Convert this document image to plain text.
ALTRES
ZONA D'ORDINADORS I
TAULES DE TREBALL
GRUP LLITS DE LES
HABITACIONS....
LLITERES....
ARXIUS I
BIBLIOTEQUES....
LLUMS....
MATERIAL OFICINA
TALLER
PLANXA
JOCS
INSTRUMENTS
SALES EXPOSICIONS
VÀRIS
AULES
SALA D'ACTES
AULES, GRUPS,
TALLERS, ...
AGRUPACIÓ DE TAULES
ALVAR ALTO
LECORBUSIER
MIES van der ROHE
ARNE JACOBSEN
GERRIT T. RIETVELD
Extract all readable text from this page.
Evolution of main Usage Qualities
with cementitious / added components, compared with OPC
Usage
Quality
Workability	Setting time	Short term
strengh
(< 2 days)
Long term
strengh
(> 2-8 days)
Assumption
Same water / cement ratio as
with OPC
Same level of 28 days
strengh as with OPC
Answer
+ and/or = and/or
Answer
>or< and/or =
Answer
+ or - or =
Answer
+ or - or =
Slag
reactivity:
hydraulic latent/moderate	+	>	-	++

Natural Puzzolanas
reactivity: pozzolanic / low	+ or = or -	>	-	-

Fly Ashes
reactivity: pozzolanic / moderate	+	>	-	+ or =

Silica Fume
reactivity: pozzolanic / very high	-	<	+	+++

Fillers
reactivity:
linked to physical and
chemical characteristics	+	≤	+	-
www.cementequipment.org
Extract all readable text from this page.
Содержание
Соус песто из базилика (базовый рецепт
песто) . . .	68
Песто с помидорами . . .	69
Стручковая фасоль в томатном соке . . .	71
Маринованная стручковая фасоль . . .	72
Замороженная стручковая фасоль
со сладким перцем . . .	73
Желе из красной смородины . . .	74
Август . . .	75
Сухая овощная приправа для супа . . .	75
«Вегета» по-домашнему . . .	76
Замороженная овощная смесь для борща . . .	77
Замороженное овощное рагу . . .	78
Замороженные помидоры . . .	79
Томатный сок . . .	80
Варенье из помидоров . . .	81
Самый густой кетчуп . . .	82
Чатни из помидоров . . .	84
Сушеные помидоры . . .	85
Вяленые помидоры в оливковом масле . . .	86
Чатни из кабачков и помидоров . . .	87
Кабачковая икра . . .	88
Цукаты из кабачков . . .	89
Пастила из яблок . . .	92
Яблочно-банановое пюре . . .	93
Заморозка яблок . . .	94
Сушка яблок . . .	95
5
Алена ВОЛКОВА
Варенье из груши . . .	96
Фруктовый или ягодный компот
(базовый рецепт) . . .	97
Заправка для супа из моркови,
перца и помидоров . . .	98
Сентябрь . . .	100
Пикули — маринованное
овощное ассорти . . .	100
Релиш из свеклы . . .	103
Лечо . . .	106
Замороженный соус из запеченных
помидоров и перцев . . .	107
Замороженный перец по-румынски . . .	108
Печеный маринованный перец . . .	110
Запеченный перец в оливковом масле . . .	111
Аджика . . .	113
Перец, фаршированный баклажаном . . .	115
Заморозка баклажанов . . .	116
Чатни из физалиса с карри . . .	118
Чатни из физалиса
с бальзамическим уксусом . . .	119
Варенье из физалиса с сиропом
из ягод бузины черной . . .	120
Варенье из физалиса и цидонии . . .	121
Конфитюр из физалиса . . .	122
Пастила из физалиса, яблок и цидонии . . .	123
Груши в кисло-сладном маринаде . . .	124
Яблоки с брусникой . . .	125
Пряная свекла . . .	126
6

══════

(Requirements): Isolate the lines that hold the word "moderate" and copy all of them.

(Solution to the problem):
hydraulic latent/moderate	+	>	-	++
reactivity: pozzolanic / moderate	+	>	-	+ or =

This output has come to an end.